EXERCISE AIM:
Look over the entries that follow and work out how many lines contain "Results". State the number only.

SUPPLIED RECORDS:
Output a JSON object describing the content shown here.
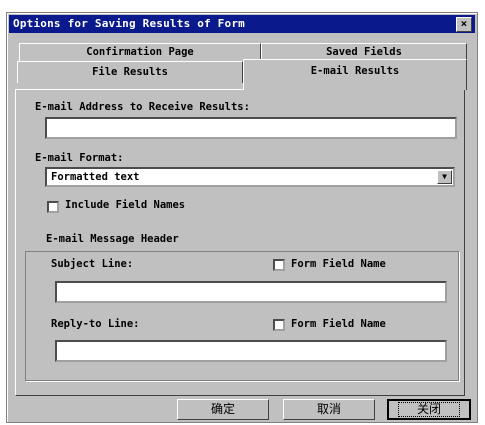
{
  "window": {
    "title": "Options for Saving Results of Form",
    "close_glyph": "×"
  },
  "tabs": [
    {
      "label": "Confirmation Page"
    },
    {
      "label": "Saved Fields"
    },
    {
      "label": "File Results"
    },
    {
      "label": "E-mail Results",
      "active": true
    }
  ],
  "email_address": {
    "label": "E-mail Address to Receive Results:",
    "value": ""
  },
  "email_format": {
    "label": "E-mail Format:",
    "selected": "Formatted text"
  },
  "include_field_names": {
    "label": "Include Field Names",
    "checked": false
  },
  "message_header": {
    "title": "E-mail Message Header",
    "subject": {
      "label": "Subject Line:",
      "value": "",
      "checkbox_label": "Form Field Name",
      "checked": false
    },
    "reply_to": {
      "label": "Reply-to Line:",
      "value": "",
      "checkbox_label": "Form Field Name",
      "checked": false
    }
  },
  "buttons": {
    "ok": "确定",
    "cancel": "取消",
    "close": "关闭"
  },
  "colors": {
    "titlebar": "#0a1a8c",
    "face": "#c0c0c0"
  },
  "icons": {
    "close": "close-icon",
    "dropdown": "chevron-down-icon"
  }
}
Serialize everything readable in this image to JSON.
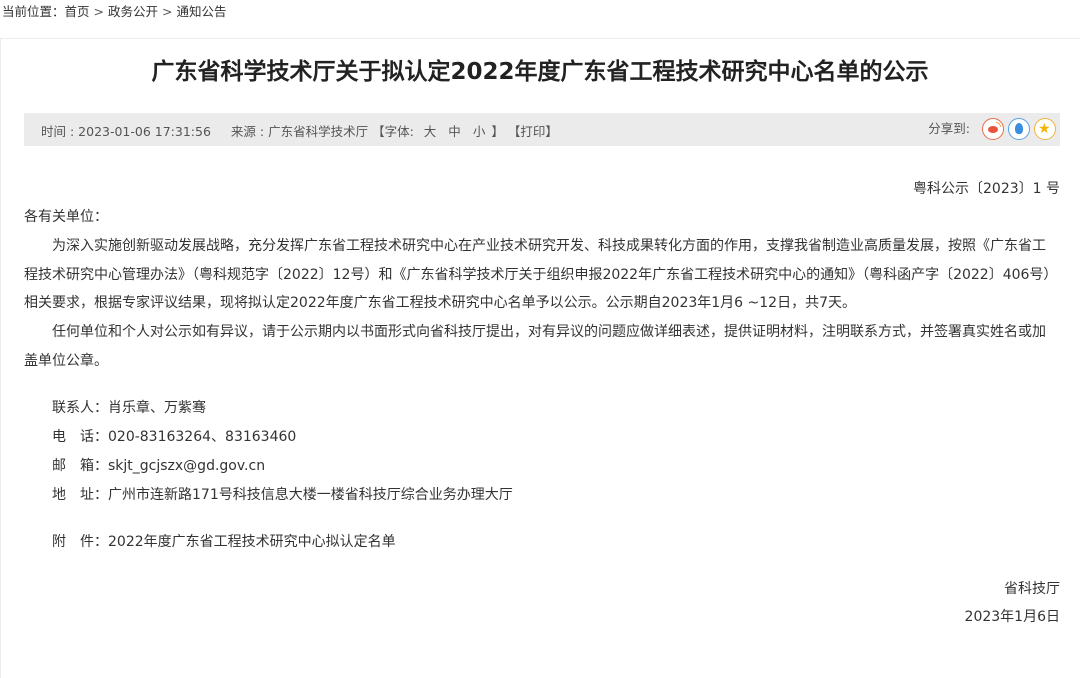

PROBLEM SOLUTION:
4